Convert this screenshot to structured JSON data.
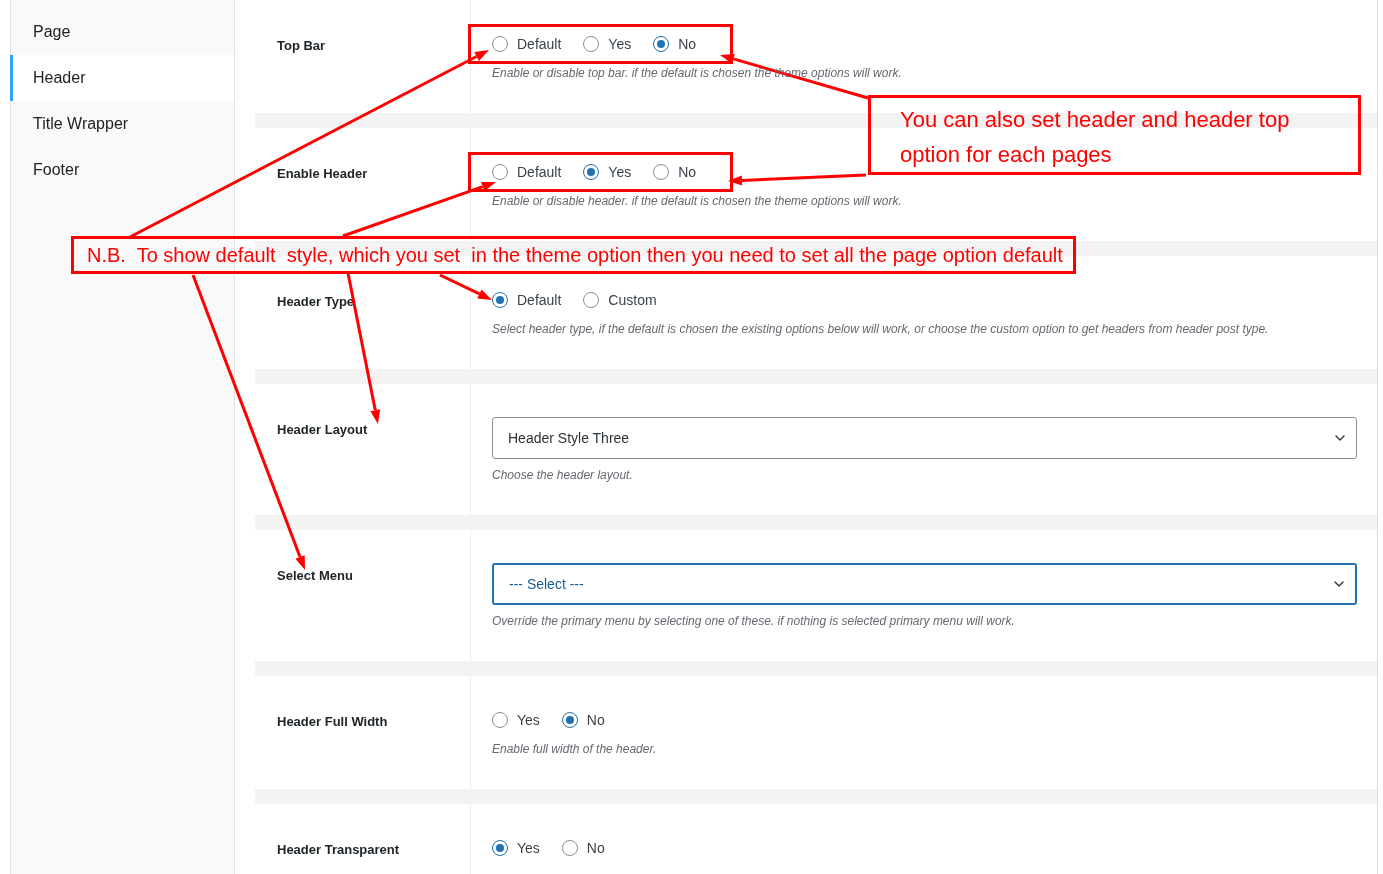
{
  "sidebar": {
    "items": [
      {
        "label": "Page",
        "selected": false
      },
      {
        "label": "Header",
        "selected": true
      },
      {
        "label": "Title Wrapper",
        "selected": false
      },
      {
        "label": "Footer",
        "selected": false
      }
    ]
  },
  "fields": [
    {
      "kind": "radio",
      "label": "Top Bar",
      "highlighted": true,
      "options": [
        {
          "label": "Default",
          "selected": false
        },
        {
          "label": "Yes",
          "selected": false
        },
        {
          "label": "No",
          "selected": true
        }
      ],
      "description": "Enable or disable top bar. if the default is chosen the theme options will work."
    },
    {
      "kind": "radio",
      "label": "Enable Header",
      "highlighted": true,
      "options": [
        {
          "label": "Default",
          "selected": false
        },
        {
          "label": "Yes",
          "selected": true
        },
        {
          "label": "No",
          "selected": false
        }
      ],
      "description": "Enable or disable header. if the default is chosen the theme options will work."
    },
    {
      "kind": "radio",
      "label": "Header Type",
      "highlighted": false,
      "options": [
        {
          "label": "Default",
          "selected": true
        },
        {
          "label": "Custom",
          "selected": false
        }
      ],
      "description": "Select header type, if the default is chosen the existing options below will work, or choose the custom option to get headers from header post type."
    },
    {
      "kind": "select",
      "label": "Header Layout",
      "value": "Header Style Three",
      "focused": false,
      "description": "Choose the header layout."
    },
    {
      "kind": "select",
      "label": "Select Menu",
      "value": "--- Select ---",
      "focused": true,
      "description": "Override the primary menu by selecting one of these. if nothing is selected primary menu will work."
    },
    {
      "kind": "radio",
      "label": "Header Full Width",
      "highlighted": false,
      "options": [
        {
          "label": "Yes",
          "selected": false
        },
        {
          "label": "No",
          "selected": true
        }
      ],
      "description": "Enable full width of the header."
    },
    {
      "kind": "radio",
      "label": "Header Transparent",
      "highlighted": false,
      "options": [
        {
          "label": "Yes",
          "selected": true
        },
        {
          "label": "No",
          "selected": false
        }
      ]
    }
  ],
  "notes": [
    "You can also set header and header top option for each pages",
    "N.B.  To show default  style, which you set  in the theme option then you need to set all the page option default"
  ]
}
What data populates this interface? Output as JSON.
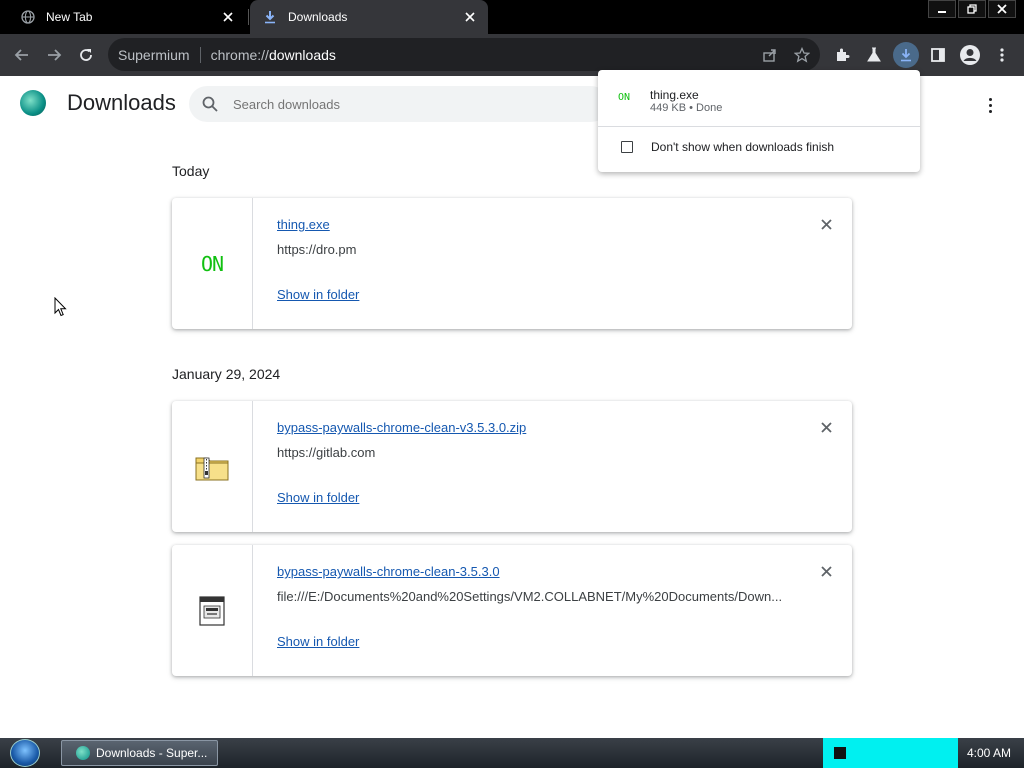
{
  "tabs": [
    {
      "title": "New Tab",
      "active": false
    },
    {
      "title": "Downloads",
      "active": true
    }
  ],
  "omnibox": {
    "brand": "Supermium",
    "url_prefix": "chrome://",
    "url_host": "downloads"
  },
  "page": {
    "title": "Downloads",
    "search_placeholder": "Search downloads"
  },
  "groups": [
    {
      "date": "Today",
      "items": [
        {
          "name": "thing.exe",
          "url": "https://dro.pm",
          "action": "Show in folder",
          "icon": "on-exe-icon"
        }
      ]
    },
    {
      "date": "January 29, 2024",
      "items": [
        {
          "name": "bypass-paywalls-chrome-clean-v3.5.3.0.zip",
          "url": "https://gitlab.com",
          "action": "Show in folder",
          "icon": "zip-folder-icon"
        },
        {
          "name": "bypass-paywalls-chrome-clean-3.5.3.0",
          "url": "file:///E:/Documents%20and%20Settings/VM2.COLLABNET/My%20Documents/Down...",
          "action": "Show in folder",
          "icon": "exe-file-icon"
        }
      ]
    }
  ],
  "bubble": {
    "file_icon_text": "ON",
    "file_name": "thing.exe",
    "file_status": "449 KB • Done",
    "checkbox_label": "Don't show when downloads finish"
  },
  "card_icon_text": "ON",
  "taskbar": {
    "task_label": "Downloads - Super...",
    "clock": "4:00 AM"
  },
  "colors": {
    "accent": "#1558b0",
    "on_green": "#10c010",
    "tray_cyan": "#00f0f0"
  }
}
+ + + +
Search the data above for the word "chosen", then gather each line in which it appears.

      "description": "Enable or disable top bar. if the default is chosen the theme options will work."
      "description": "Enable or disable header. if the default is chosen the theme options will work."
      "description": "Select header type, if the default is chosen the existing options below will work, or choose the custom option to get headers from header post type."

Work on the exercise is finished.